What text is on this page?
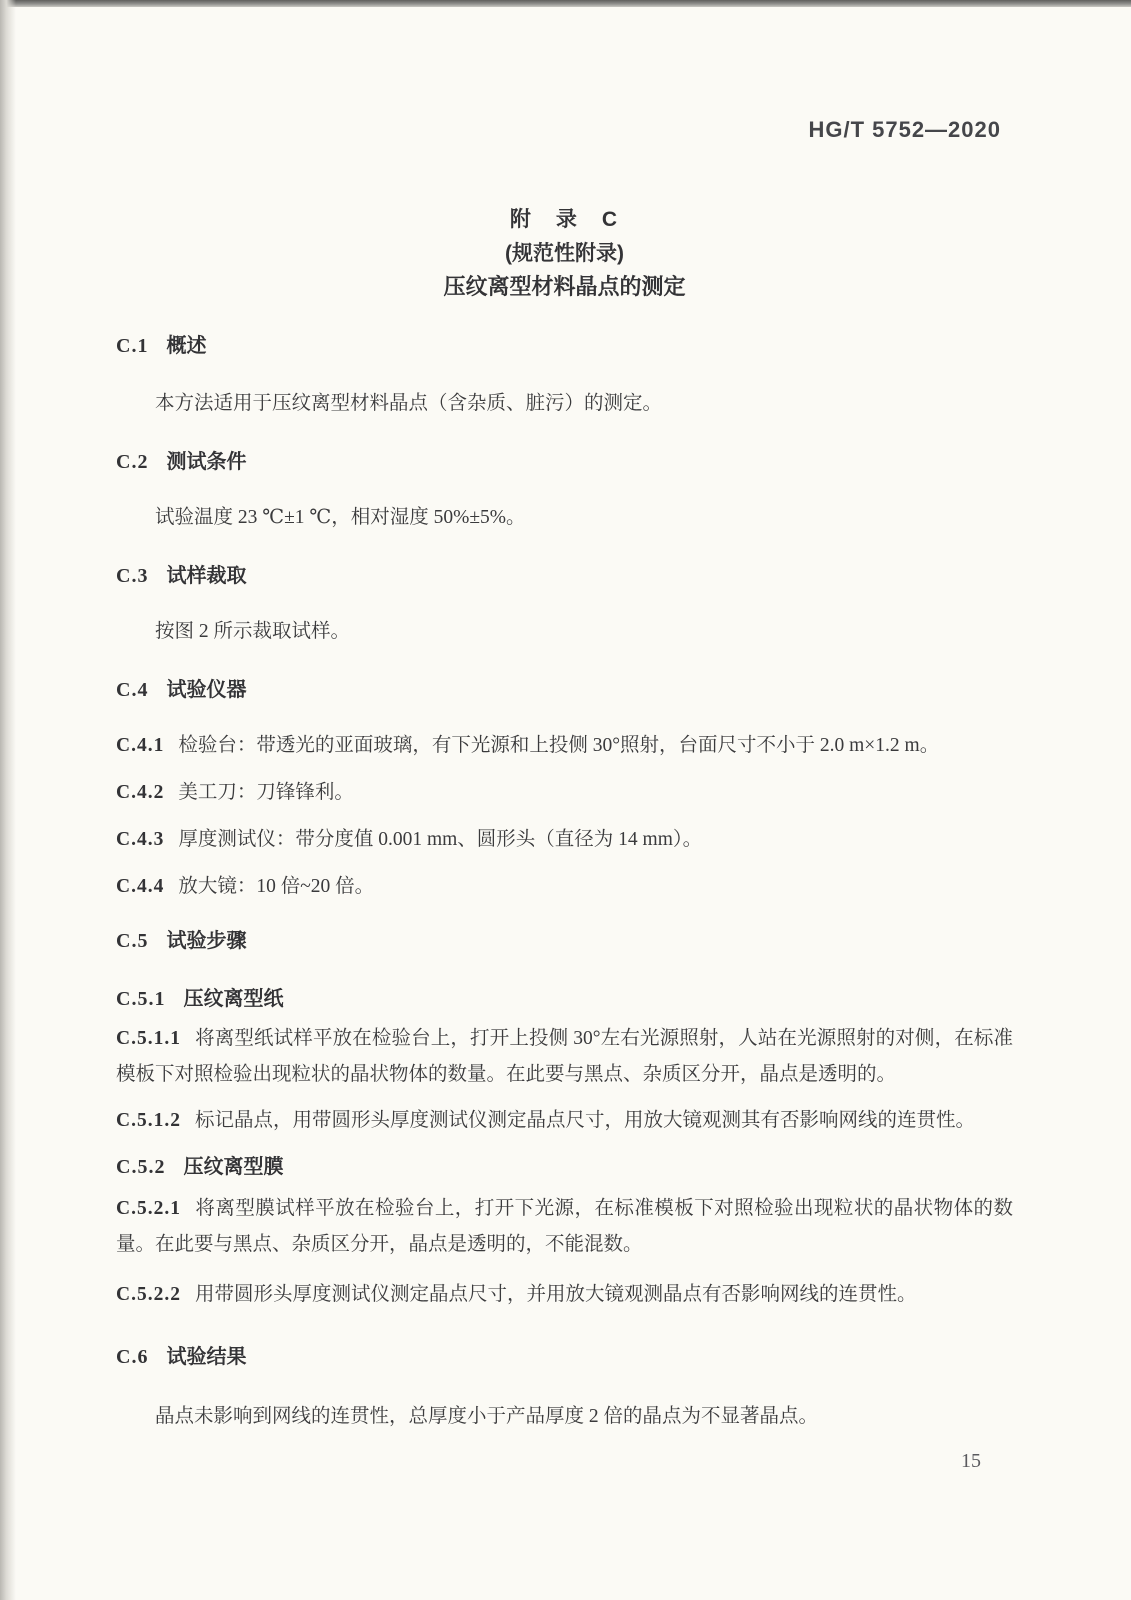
HG/T 5752—2020
附　录　C
(规范性附录)
压纹离型材料晶点的测定
C.1 概述

本方法适用于压纹离型材料晶点（含杂质、脏污）的测定。

C.2 测试条件

试验温度 23 ℃±1 ℃，相对湿度 50%±5%。

C.3 试样裁取

按图 2 所示裁取试样。

C.4 试验仪器

C.4.1 检验台：带透光的亚面玻璃，有下光源和上投侧 30°照射，台面尺寸不小于 2.0 m×1.2 m。

C.4.2 美工刀：刀锋锋利。

C.4.3 厚度测试仪：带分度值 0.001 mm、圆形头（直径为 14 mm）。

C.4.4 放大镜：10 倍~20 倍。

C.5 试验步骤
C.5.1 压纹离型纸

C.5.1.1 将离型纸试样平放在检验台上，打开上投侧 30°左右光源照射，人站在光源照射的对侧，在标准模板下对照检验出现粒状的晶状物体的数量。在此要与黑点、杂质区分开，晶点是透明的。

C.5.1.2 标记晶点，用带圆形头厚度测试仪测定晶点尺寸，用放大镜观测其有否影响网线的连贯性。

C.5.2 压纹离型膜

C.5.2.1 将离型膜试样平放在检验台上，打开下光源，在标准模板下对照检验出现粒状的晶状物体的数量。在此要与黑点、杂质区分开，晶点是透明的，不能混数。

C.5.2.2 用带圆形头厚度测试仪测定晶点尺寸，并用放大镜观测晶点有否影响网线的连贯性。

C.6 试验结果

晶点未影响到网线的连贯性，总厚度小于产品厚度 2 倍的晶点为不显著晶点。

15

────────

[Problem description]: Where a line in the material above holds "晶点是透明的", copy that line.

[Output below]:
C.5.1.1 将离型纸试样平放在检验台上，打开上投侧 30°左右光源照射，人站在光源照射的对侧，在标准模板下对照检验出现粒状的晶状物体的数量。在此要与黑点、杂质区分开，晶点是透明的。
C.5.2.1 将离型膜试样平放在检验台上，打开下光源，在标准模板下对照检验出现粒状的晶状物体的数量。在此要与黑点、杂质区分开，晶点是透明的，不能混数。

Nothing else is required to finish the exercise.